◆ WHAT NEEDS TO BE DONE:
Pictures do not belong in the copy; transcribe everything else in the records exactly.

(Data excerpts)

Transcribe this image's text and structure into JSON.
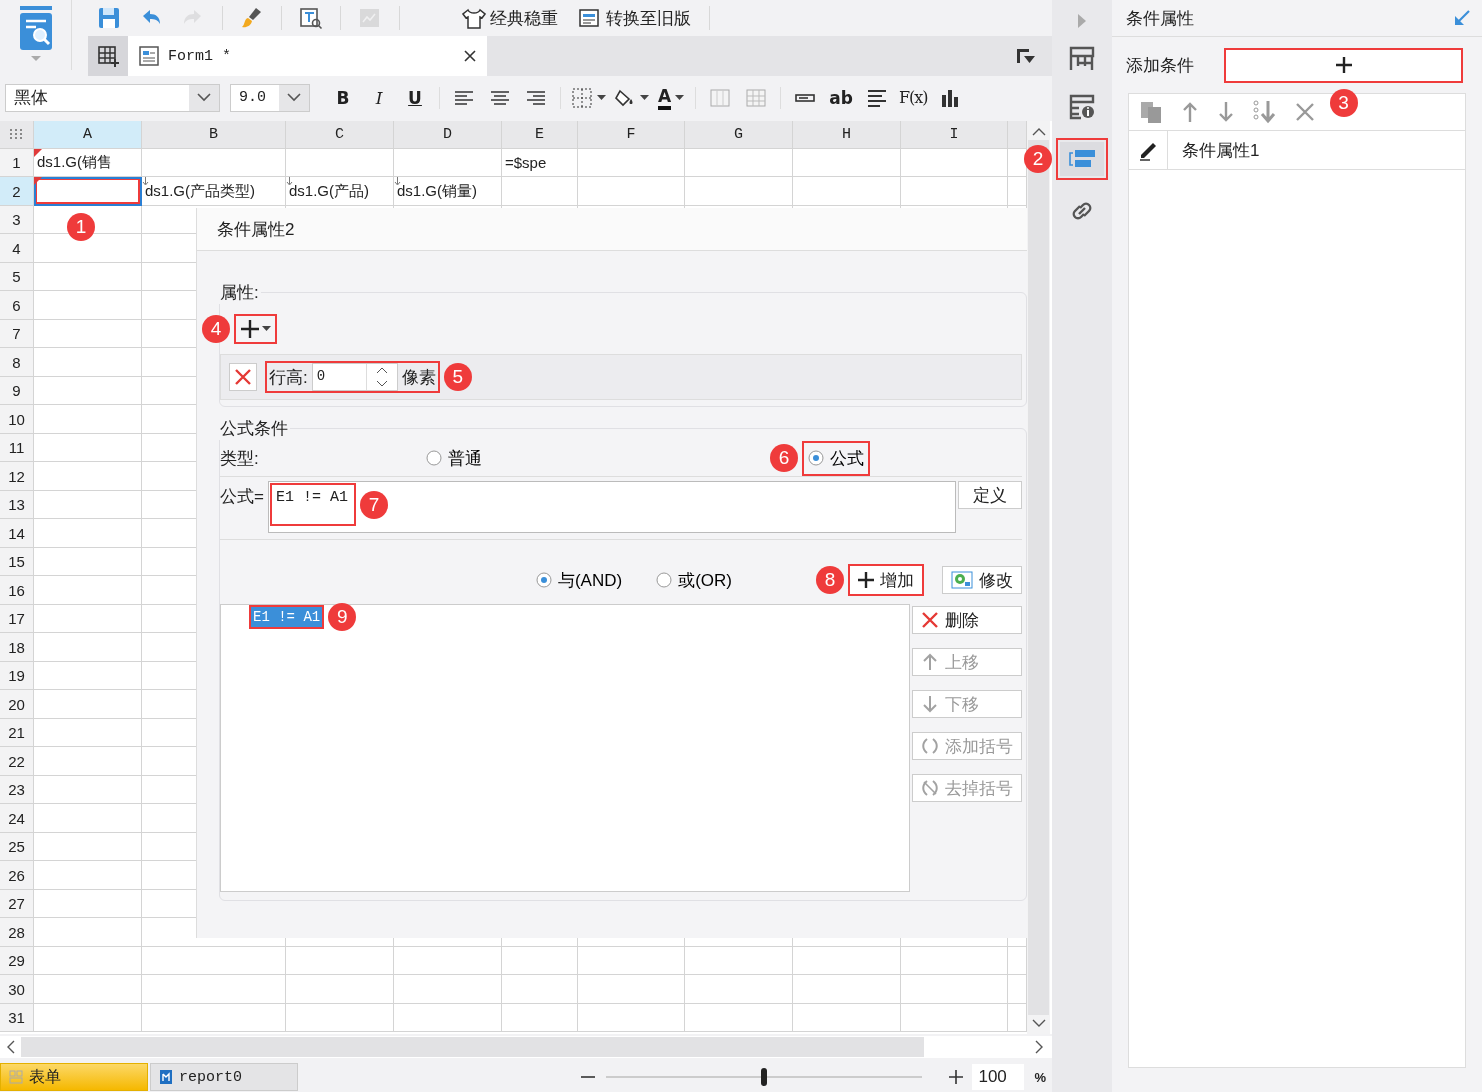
{
  "quick_tools": [
    {
      "kind": "save",
      "disabled": false
    },
    {
      "kind": "undo",
      "disabled": false
    },
    {
      "kind": "redo",
      "disabled": true
    },
    {
      "kind": "brush",
      "disabled": false
    },
    {
      "kind": "preview",
      "disabled": false
    },
    {
      "kind": "chart-preview",
      "disabled": true
    }
  ],
  "theme_buttons": [
    {
      "kind": "theme",
      "label": "经典稳重"
    },
    {
      "kind": "legacy",
      "label": "转换至旧版"
    }
  ],
  "tabs": [
    {
      "label": "Form1 *",
      "selected": true
    }
  ],
  "format_bar": {
    "font": "黑体",
    "size": "9.0"
  },
  "format_tools": [
    {
      "kind": "bold",
      "label": "B"
    },
    {
      "kind": "italic",
      "label": "I"
    },
    {
      "kind": "underline",
      "label": "U"
    },
    {
      "kind": "align-left"
    },
    {
      "kind": "align-center"
    },
    {
      "kind": "align-right"
    },
    {
      "kind": "border"
    },
    {
      "kind": "fill"
    },
    {
      "kind": "font-color",
      "label": "A"
    },
    {
      "kind": "merge"
    },
    {
      "kind": "unmerge"
    },
    {
      "kind": "widget"
    },
    {
      "kind": "text-widget",
      "label": "ab"
    },
    {
      "kind": "paragraph"
    },
    {
      "kind": "formula",
      "label": "F(x)"
    },
    {
      "kind": "chart"
    }
  ],
  "sheet": {
    "columns": [
      {
        "label": "A",
        "selected": true
      },
      {
        "label": "B",
        "selected": false
      },
      {
        "label": "C",
        "selected": false
      },
      {
        "label": "D",
        "selected": false
      },
      {
        "label": "E",
        "selected": false
      },
      {
        "label": "F",
        "selected": false
      },
      {
        "label": "G",
        "selected": false
      },
      {
        "label": "H",
        "selected": false
      },
      {
        "label": "I",
        "selected": false
      }
    ],
    "rows": [
      {
        "label": "1",
        "selected": false,
        "cells": [
          {
            "text": "ds1.G(销售",
            "selected": false,
            "corner_mark": true,
            "expand_down": false
          },
          {
            "selected": false,
            "corner_mark": false,
            "expand_down": false
          },
          {
            "selected": false,
            "corner_mark": false,
            "expand_down": false
          },
          {
            "selected": false,
            "corner_mark": false,
            "expand_down": false
          },
          {
            "text": "=$spe",
            "selected": false,
            "corner_mark": false,
            "expand_down": false
          }
        ]
      },
      {
        "label": "2",
        "selected": true,
        "cells": [
          {
            "selected": true,
            "corner_mark": true,
            "expand_down": false
          },
          {
            "text": "ds1.G(产品类型)",
            "selected": false,
            "corner_mark": false,
            "expand_down": true
          },
          {
            "text": "ds1.G(产品)",
            "selected": false,
            "corner_mark": false,
            "expand_down": true
          },
          {
            "text": "ds1.G(销量)",
            "selected": false,
            "corner_mark": false,
            "expand_down": true
          }
        ]
      },
      {
        "label": "3",
        "selected": false
      },
      {
        "label": "4",
        "selected": false
      },
      {
        "label": "5",
        "selected": false
      },
      {
        "label": "6",
        "selected": false
      },
      {
        "label": "7",
        "selected": false
      },
      {
        "label": "8",
        "selected": false
      },
      {
        "label": "9",
        "selected": false
      },
      {
        "label": "10",
        "selected": false
      },
      {
        "label": "11",
        "selected": false
      },
      {
        "label": "12",
        "selected": false
      },
      {
        "label": "13",
        "selected": false
      },
      {
        "label": "14",
        "selected": false
      },
      {
        "label": "15",
        "selected": false
      },
      {
        "label": "16",
        "selected": false
      },
      {
        "label": "17",
        "selected": false
      },
      {
        "label": "18",
        "selected": false
      },
      {
        "label": "19",
        "selected": false
      },
      {
        "label": "20",
        "selected": false
      },
      {
        "label": "21",
        "selected": false
      },
      {
        "label": "22",
        "selected": false
      },
      {
        "label": "23",
        "selected": false
      },
      {
        "label": "24",
        "selected": false
      },
      {
        "label": "25",
        "selected": false
      },
      {
        "label": "26",
        "selected": false
      },
      {
        "label": "27",
        "selected": false
      },
      {
        "label": "28",
        "selected": false
      },
      {
        "label": "29",
        "selected": false
      },
      {
        "label": "30",
        "selected": false
      },
      {
        "label": "31",
        "selected": false
      }
    ]
  },
  "dialog": {
    "title": "条件属性2",
    "properties": {
      "label": "属性:",
      "rows": [
        {
          "label": "行高:",
          "value": "0",
          "unit": "像素"
        }
      ]
    },
    "formula_condition": {
      "label": "公式条件",
      "type_label": "类型:",
      "types": [
        {
          "label": "普通",
          "selected": false
        },
        {
          "label": "公式",
          "selected": true
        }
      ],
      "formula_label": "公式=",
      "formula": "E1 != A1",
      "define_button": "定义",
      "logic": [
        {
          "label": "与(AND)",
          "selected": true
        },
        {
          "label": "或(OR)",
          "selected": false
        }
      ],
      "add_button": "增加",
      "modify_button": "修改",
      "conditions": [
        {
          "text": "E1 != A1",
          "selected": true
        }
      ],
      "side_buttons": [
        {
          "kind": "delete",
          "label": "删除",
          "disabled": false
        },
        {
          "kind": "up",
          "label": "上移",
          "disabled": true
        },
        {
          "kind": "down",
          "label": "下移",
          "disabled": true
        },
        {
          "kind": "add-brackets",
          "label": "添加括号",
          "disabled": true
        },
        {
          "kind": "remove-brackets",
          "label": "去掉括号",
          "disabled": true
        }
      ]
    }
  },
  "side_strip": [
    {
      "kind": "layout",
      "selected": false
    },
    {
      "kind": "info",
      "selected": false
    },
    {
      "kind": "condition",
      "selected": true
    },
    {
      "kind": "link",
      "selected": false
    }
  ],
  "panel": {
    "title": "条件属性",
    "add_label": "添加条件",
    "conditions": [
      {
        "label": "条件属性1",
        "selected": false
      }
    ]
  },
  "sheet_tabs": [
    {
      "label": "表单",
      "selected": true
    },
    {
      "label": "report0",
      "selected": false
    }
  ],
  "zoom": {
    "level": 0.5,
    "value": "100",
    "unit": "%"
  },
  "callouts": [
    "1",
    "2",
    "3",
    "4",
    "5",
    "6",
    "7",
    "8",
    "9"
  ]
}
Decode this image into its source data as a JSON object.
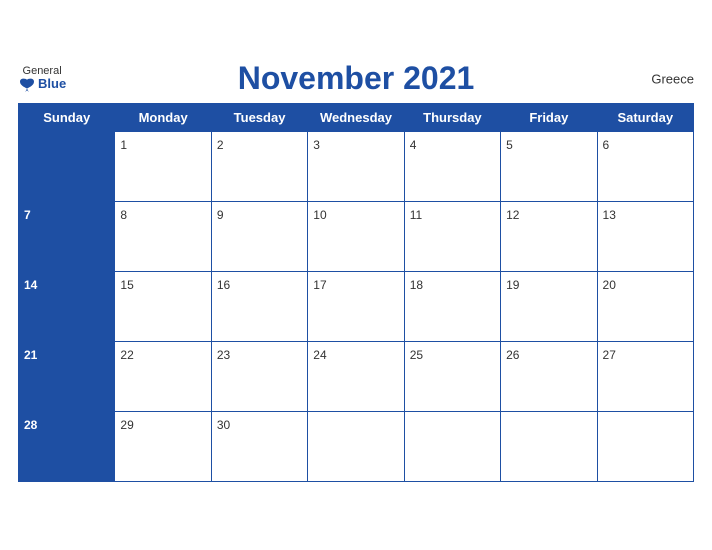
{
  "header": {
    "title": "November 2021",
    "country": "Greece",
    "logo_general": "General",
    "logo_blue": "Blue"
  },
  "weekdays": [
    "Sunday",
    "Monday",
    "Tuesday",
    "Wednesday",
    "Thursday",
    "Friday",
    "Saturday"
  ],
  "weeks": [
    [
      null,
      1,
      2,
      3,
      4,
      5,
      6
    ],
    [
      7,
      8,
      9,
      10,
      11,
      12,
      13
    ],
    [
      14,
      15,
      16,
      17,
      18,
      19,
      20
    ],
    [
      21,
      22,
      23,
      24,
      25,
      26,
      27
    ],
    [
      28,
      29,
      30,
      null,
      null,
      null,
      null
    ]
  ],
  "colors": {
    "blue": "#1e4fa3",
    "white": "#ffffff",
    "text": "#333333"
  }
}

◆ RESPONSE TO THE TASK:
Transcribe this image's text and structure into JSON.
{
  "quick_tools": [
    {
      "kind": "save",
      "disabled": false
    },
    {
      "kind": "undo",
      "disabled": false
    },
    {
      "kind": "redo",
      "disabled": true
    },
    {
      "kind": "brush",
      "disabled": false
    },
    {
      "kind": "preview",
      "disabled": false
    },
    {
      "kind": "chart-preview",
      "disabled": true
    }
  ],
  "theme_buttons": [
    {
      "kind": "theme",
      "label": "经典稳重"
    },
    {
      "kind": "legacy",
      "label": "转换至旧版"
    }
  ],
  "tabs": [
    {
      "label": "Form1 *",
      "selected": true
    }
  ],
  "format_bar": {
    "font": "黑体",
    "size": "9.0"
  },
  "format_tools": [
    {
      "kind": "bold",
      "label": "B"
    },
    {
      "kind": "italic",
      "label": "I"
    },
    {
      "kind": "underline",
      "label": "U"
    },
    {
      "kind": "align-left"
    },
    {
      "kind": "align-center"
    },
    {
      "kind": "align-right"
    },
    {
      "kind": "border"
    },
    {
      "kind": "fill"
    },
    {
      "kind": "font-color",
      "label": "A"
    },
    {
      "kind": "merge"
    },
    {
      "kind": "unmerge"
    },
    {
      "kind": "widget"
    },
    {
      "kind": "text-widget",
      "label": "ab"
    },
    {
      "kind": "paragraph"
    },
    {
      "kind": "formula",
      "label": "F(x)"
    },
    {
      "kind": "chart"
    }
  ],
  "sheet": {
    "columns": [
      {
        "label": "A",
        "selected": true
      },
      {
        "label": "B",
        "selected": false
      },
      {
        "label": "C",
        "selected": false
      },
      {
        "label": "D",
        "selected": false
      },
      {
        "label": "E",
        "selected": false
      },
      {
        "label": "F",
        "selected": false
      },
      {
        "label": "G",
        "selected": false
      },
      {
        "label": "H",
        "selected": false
      },
      {
        "label": "I",
        "selected": false
      }
    ],
    "rows": [
      {
        "label": "1",
        "selected": false,
        "cells": [
          {
            "text": "ds1.G(销售",
            "selected": false,
            "corner_mark": true,
            "expand_down": false
          },
          {
            "selected": false,
            "corner_mark": false,
            "expand_down": false
          },
          {
            "selected": false,
            "corner_mark": false,
            "expand_down": false
          },
          {
            "selected": false,
            "corner_mark": false,
            "expand_down": false
          },
          {
            "text": "=$spe",
            "selected": false,
            "corner_mark": false,
            "expand_down": false
          }
        ]
      },
      {
        "label": "2",
        "selected": true,
        "cells": [
          {
            "selected": true,
            "corner_mark": true,
            "expand_down": false
          },
          {
            "text": "ds1.G(产品类型)",
            "selected": false,
            "corner_mark": false,
            "expand_down": true
          },
          {
            "text": "ds1.G(产品)",
            "selected": false,
            "corner_mark": false,
            "expand_down": true
          },
          {
            "text": "ds1.G(销量)",
            "selected": false,
            "corner_mark": false,
            "expand_down": true
          }
        ]
      },
      {
        "label": "3",
        "selected": false
      },
      {
        "label": "4",
        "selected": false
      },
      {
        "label": "5",
        "selected": false
      },
      {
        "label": "6",
        "selected": false
      },
      {
        "label": "7",
        "selected": false
      },
      {
        "label": "8",
        "selected": false
      },
      {
        "label": "9",
        "selected": false
      },
      {
        "label": "10",
        "selected": false
      },
      {
        "label": "11",
        "selected": false
      },
      {
        "label": "12",
        "selected": false
      },
      {
        "label": "13",
        "selected": false
      },
      {
        "label": "14",
        "selected": false
      },
      {
        "label": "15",
        "selected": false
      },
      {
        "label": "16",
        "selected": false
      },
      {
        "label": "17",
        "selected": false
      },
      {
        "label": "18",
        "selected": false
      },
      {
        "label": "19",
        "selected": false
      },
      {
        "label": "20",
        "selected": false
      },
      {
        "label": "21",
        "selected": false
      },
      {
        "label": "22",
        "selected": false
      },
      {
        "label": "23",
        "selected": false
      },
      {
        "label": "24",
        "selected": false
      },
      {
        "label": "25",
        "selected": false
      },
      {
        "label": "26",
        "selected": false
      },
      {
        "label": "27",
        "selected": false
      },
      {
        "label": "28",
        "selected": false
      },
      {
        "label": "29",
        "selected": false
      },
      {
        "label": "30",
        "selected": false
      },
      {
        "label": "31",
        "selected": false
      }
    ]
  },
  "dialog": {
    "title": "条件属性2",
    "properties": {
      "label": "属性:",
      "rows": [
        {
          "label": "行高:",
          "value": "0",
          "unit": "像素"
        }
      ]
    },
    "formula_condition": {
      "label": "公式条件",
      "type_label": "类型:",
      "types": [
        {
          "label": "普通",
          "selected": false
        },
        {
          "label": "公式",
          "selected": true
        }
      ],
      "formula_label": "公式=",
      "formula": "E1 != A1",
      "define_button": "定义",
      "logic": [
        {
          "label": "与(AND)",
          "selected": true
        },
        {
          "label": "或(OR)",
          "selected": false
        }
      ],
      "add_button": "增加",
      "modify_button": "修改",
      "conditions": [
        {
          "text": "E1 != A1",
          "selected": true
        }
      ],
      "side_buttons": [
        {
          "kind": "delete",
          "label": "删除",
          "disabled": false
        },
        {
          "kind": "up",
          "label": "上移",
          "disabled": true
        },
        {
          "kind": "down",
          "label": "下移",
          "disabled": true
        },
        {
          "kind": "add-brackets",
          "label": "添加括号",
          "disabled": true
        },
        {
          "kind": "remove-brackets",
          "label": "去掉括号",
          "disabled": true
        }
      ]
    }
  },
  "side_strip": [
    {
      "kind": "layout",
      "selected": false
    },
    {
      "kind": "info",
      "selected": false
    },
    {
      "kind": "condition",
      "selected": true
    },
    {
      "kind": "link",
      "selected": false
    }
  ],
  "panel": {
    "title": "条件属性",
    "add_label": "添加条件",
    "conditions": [
      {
        "label": "条件属性1",
        "selected": false
      }
    ]
  },
  "sheet_tabs": [
    {
      "label": "表单",
      "selected": true
    },
    {
      "label": "report0",
      "selected": false
    }
  ],
  "zoom": {
    "level": 0.5,
    "value": "100",
    "unit": "%"
  },
  "callouts": [
    "1",
    "2",
    "3",
    "4",
    "5",
    "6",
    "7",
    "8",
    "9"
  ]
}
Decode this image into its source data as a JSON object.
{
  "header": {
    "title": "November 2021",
    "country": "Greece",
    "logo_general": "General",
    "logo_blue": "Blue"
  },
  "weekdays": [
    "Sunday",
    "Monday",
    "Tuesday",
    "Wednesday",
    "Thursday",
    "Friday",
    "Saturday"
  ],
  "weeks": [
    [
      null,
      1,
      2,
      3,
      4,
      5,
      6
    ],
    [
      7,
      8,
      9,
      10,
      11,
      12,
      13
    ],
    [
      14,
      15,
      16,
      17,
      18,
      19,
      20
    ],
    [
      21,
      22,
      23,
      24,
      25,
      26,
      27
    ],
    [
      28,
      29,
      30,
      null,
      null,
      null,
      null
    ]
  ],
  "colors": {
    "blue": "#1e4fa3",
    "white": "#ffffff",
    "text": "#333333"
  }
}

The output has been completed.